WORK TO COMPLETE » Answer with nothing but a number: how many lines include the word "data"?

EXERCISE INPUT »
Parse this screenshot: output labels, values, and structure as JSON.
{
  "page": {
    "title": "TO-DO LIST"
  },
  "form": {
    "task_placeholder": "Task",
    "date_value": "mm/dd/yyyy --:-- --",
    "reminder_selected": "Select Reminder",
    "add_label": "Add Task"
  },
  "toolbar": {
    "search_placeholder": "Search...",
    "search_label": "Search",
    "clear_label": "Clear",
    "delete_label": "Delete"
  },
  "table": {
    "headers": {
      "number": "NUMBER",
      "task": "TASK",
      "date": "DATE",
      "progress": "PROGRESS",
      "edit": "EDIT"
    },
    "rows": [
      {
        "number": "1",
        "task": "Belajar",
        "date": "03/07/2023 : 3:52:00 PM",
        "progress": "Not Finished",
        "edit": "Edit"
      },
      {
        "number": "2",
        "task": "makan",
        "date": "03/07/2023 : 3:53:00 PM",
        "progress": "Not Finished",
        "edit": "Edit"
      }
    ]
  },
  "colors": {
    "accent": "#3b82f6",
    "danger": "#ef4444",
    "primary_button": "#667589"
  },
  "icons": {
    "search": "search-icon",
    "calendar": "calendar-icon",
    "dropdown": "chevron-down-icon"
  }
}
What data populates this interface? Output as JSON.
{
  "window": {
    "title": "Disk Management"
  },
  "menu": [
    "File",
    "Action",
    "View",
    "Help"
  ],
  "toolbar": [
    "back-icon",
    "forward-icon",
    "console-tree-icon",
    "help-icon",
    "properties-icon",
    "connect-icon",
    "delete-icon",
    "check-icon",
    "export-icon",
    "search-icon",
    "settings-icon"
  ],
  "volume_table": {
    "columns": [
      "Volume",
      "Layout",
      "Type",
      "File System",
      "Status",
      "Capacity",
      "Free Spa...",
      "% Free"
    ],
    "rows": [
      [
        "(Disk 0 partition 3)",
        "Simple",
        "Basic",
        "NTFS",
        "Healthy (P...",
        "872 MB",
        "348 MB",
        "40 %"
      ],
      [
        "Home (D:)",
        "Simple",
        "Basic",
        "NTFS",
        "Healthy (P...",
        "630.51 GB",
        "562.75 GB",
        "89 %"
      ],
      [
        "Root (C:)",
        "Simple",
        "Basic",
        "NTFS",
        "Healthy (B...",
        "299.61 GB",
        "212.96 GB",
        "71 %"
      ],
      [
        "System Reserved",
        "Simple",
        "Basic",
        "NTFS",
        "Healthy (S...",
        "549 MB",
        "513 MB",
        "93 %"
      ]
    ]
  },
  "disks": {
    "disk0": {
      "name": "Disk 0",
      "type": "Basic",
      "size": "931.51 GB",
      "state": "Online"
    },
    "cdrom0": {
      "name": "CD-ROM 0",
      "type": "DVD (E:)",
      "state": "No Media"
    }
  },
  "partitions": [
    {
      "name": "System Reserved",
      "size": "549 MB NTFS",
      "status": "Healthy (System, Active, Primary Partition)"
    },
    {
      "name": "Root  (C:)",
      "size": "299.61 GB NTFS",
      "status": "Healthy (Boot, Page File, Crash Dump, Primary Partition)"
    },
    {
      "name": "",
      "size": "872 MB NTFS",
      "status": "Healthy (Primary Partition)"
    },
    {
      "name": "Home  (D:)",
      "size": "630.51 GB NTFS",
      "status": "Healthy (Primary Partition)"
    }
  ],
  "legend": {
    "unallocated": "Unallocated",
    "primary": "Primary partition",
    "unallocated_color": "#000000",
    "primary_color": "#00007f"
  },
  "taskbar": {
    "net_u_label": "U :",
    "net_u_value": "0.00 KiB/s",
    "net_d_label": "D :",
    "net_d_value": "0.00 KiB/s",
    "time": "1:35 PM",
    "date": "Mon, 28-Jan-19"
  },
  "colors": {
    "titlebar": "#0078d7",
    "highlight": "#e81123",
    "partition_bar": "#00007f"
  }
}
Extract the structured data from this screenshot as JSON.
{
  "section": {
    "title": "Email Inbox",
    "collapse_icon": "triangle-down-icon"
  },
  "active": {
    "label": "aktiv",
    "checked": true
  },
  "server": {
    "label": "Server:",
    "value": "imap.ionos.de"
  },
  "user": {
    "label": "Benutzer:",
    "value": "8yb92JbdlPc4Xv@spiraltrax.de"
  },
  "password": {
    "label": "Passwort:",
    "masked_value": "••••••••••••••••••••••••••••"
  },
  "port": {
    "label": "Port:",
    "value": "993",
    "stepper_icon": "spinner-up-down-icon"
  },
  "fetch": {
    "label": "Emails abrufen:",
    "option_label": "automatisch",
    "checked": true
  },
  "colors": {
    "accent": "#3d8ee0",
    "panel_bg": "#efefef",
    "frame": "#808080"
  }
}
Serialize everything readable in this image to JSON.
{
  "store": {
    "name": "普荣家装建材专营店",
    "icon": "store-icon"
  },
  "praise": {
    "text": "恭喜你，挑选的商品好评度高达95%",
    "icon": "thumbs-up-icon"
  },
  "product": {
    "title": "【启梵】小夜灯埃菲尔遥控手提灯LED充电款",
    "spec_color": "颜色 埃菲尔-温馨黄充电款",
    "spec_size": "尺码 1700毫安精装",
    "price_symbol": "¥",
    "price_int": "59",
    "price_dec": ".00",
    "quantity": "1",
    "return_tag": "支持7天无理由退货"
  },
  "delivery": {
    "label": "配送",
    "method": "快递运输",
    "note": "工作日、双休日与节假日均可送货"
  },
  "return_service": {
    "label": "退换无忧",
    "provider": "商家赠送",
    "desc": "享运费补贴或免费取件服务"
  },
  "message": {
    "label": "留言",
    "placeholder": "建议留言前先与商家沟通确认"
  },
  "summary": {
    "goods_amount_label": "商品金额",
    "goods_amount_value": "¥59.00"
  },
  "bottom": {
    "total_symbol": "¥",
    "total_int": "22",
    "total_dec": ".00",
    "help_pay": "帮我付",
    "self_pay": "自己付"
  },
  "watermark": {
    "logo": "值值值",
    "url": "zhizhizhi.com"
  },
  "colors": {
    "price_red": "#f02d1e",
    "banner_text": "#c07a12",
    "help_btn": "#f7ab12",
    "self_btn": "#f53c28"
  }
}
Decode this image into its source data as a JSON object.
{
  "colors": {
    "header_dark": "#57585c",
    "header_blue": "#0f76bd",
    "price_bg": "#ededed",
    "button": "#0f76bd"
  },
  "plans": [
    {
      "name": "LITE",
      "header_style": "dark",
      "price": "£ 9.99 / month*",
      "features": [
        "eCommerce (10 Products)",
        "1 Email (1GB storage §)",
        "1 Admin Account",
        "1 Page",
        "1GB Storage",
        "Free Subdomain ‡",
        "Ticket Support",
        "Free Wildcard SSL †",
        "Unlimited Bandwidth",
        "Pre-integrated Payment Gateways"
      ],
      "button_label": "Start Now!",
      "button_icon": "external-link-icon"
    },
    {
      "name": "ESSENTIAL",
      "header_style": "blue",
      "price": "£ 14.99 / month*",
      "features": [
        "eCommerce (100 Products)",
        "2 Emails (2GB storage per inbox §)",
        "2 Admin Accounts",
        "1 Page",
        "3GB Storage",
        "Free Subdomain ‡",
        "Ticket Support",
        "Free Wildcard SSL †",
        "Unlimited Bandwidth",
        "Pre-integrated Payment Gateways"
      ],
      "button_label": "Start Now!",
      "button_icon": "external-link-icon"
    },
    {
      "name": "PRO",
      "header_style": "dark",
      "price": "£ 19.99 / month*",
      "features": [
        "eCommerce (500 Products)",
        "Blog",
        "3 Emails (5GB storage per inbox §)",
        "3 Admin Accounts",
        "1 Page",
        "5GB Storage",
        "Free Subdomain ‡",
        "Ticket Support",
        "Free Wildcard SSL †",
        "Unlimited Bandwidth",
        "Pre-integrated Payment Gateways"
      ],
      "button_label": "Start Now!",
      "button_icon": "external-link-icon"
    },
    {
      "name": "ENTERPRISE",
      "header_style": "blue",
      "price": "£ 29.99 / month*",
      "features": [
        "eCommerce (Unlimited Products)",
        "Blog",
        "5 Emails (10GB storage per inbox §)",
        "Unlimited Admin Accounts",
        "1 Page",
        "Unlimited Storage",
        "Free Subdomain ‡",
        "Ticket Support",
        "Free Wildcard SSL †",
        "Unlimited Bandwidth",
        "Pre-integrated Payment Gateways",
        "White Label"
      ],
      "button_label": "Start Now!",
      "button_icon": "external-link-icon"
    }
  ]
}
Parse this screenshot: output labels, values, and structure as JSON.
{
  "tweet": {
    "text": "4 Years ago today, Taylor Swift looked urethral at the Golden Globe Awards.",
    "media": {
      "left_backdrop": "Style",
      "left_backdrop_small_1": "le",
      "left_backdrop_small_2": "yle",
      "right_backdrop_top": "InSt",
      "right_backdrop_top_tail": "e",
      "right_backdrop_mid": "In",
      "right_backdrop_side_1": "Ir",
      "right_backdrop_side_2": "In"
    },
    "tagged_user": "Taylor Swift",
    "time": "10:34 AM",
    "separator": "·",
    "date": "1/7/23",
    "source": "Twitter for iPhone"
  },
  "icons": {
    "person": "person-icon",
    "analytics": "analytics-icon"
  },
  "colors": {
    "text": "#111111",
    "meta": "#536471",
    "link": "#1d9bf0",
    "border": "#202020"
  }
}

CORRECT RESULT » 3